### What needs to be done:
Find each line with the string "Case" and report it.

### Dataset rows:
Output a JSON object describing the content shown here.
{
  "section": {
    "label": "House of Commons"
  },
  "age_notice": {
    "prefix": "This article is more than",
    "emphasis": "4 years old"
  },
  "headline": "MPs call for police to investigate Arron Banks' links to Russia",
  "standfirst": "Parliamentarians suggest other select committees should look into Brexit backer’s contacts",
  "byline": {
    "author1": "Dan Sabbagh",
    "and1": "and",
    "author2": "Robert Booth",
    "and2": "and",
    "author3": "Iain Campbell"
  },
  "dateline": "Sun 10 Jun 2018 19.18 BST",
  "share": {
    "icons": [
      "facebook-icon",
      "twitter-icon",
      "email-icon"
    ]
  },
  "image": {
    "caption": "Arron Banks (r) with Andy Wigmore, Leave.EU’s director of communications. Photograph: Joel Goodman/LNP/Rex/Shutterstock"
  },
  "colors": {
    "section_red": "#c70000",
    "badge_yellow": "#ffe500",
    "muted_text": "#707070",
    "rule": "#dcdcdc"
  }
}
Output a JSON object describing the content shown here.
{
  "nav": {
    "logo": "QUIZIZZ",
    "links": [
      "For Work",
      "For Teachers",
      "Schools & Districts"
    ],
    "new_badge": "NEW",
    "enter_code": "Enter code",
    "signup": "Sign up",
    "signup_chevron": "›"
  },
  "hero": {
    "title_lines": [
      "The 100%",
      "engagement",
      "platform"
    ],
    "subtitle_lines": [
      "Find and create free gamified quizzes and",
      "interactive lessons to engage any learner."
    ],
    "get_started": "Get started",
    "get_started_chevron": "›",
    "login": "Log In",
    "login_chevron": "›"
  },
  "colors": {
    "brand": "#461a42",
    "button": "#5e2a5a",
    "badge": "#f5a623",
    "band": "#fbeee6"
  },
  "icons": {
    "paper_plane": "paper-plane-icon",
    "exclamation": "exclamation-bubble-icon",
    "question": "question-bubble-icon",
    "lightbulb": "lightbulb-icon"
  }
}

---

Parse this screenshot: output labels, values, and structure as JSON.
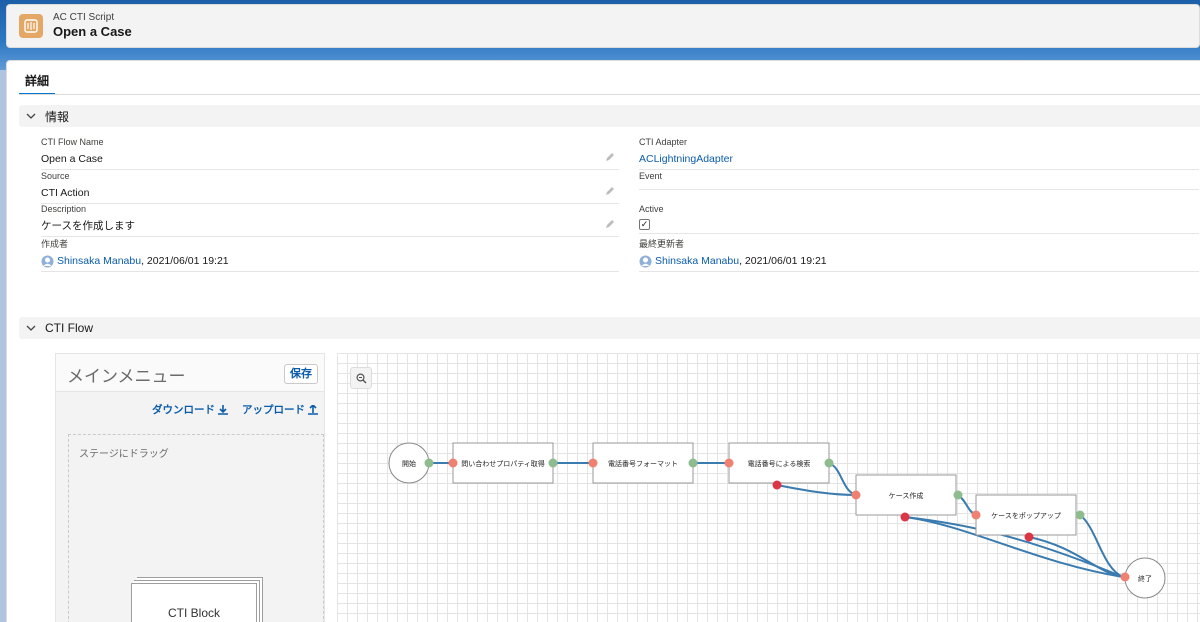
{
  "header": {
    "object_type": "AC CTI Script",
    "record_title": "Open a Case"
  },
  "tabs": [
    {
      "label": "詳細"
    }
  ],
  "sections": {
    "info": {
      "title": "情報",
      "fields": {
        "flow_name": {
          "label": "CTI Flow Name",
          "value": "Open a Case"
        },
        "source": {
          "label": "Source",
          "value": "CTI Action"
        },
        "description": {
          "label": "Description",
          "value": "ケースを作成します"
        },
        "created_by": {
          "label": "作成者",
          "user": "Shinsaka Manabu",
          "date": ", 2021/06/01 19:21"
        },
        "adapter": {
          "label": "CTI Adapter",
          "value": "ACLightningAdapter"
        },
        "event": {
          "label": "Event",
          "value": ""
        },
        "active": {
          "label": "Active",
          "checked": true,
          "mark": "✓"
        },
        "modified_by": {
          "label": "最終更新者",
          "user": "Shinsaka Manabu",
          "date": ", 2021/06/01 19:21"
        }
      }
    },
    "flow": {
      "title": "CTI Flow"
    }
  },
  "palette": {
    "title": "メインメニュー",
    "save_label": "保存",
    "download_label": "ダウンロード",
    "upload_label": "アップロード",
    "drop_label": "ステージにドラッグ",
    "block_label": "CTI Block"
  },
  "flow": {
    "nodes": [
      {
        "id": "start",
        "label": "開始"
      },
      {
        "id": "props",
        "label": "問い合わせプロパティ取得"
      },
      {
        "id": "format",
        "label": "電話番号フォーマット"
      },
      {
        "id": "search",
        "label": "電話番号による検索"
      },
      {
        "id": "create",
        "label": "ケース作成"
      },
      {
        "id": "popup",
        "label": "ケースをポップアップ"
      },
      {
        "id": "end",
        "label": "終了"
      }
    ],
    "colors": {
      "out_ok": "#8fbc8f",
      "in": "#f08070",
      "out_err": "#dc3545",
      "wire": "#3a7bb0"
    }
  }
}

### Exercise output:
    "record_title": "Open a Case"
          "value": "Open a Case"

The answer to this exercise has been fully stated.